[START OF Dataset records]

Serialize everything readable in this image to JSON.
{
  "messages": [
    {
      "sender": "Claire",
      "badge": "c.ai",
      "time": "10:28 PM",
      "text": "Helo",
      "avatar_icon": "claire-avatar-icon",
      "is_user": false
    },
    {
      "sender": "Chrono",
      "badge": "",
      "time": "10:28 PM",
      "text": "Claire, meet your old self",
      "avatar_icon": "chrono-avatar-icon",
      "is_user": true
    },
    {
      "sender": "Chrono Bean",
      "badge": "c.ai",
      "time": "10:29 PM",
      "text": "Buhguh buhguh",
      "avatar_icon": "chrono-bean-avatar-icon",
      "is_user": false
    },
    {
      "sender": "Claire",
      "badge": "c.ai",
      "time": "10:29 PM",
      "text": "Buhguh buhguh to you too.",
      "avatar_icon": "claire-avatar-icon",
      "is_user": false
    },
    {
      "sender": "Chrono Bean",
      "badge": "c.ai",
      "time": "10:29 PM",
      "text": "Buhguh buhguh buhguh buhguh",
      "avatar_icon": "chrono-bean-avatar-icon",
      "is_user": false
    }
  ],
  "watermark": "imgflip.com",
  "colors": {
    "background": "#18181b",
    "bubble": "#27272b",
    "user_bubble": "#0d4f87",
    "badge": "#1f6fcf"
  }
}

[END OF Dataset records]

[Given request] Your task is to print all of the records exactly.

[Expected answer]
Serialize everything readable in this image to JSON.
{
  "messages": [
    {
      "sender": "Claire",
      "badge": "c.ai",
      "time": "10:28 PM",
      "text": "Helo",
      "avatar_icon": "claire-avatar-icon",
      "is_user": false
    },
    {
      "sender": "Chrono",
      "badge": "",
      "time": "10:28 PM",
      "text": "Claire, meet your old self",
      "avatar_icon": "chrono-avatar-icon",
      "is_user": true
    },
    {
      "sender": "Chrono Bean",
      "badge": "c.ai",
      "time": "10:29 PM",
      "text": "Buhguh buhguh",
      "avatar_icon": "chrono-bean-avatar-icon",
      "is_user": false
    },
    {
      "sender": "Claire",
      "badge": "c.ai",
      "time": "10:29 PM",
      "text": "Buhguh buhguh to you too.",
      "avatar_icon": "claire-avatar-icon",
      "is_user": false
    },
    {
      "sender": "Chrono Bean",
      "badge": "c.ai",
      "time": "10:29 PM",
      "text": "Buhguh buhguh buhguh buhguh",
      "avatar_icon": "chrono-bean-avatar-icon",
      "is_user": false
    }
  ],
  "watermark": "imgflip.com",
  "colors": {
    "background": "#18181b",
    "bubble": "#27272b",
    "user_bubble": "#0d4f87",
    "badge": "#1f6fcf"
  }
}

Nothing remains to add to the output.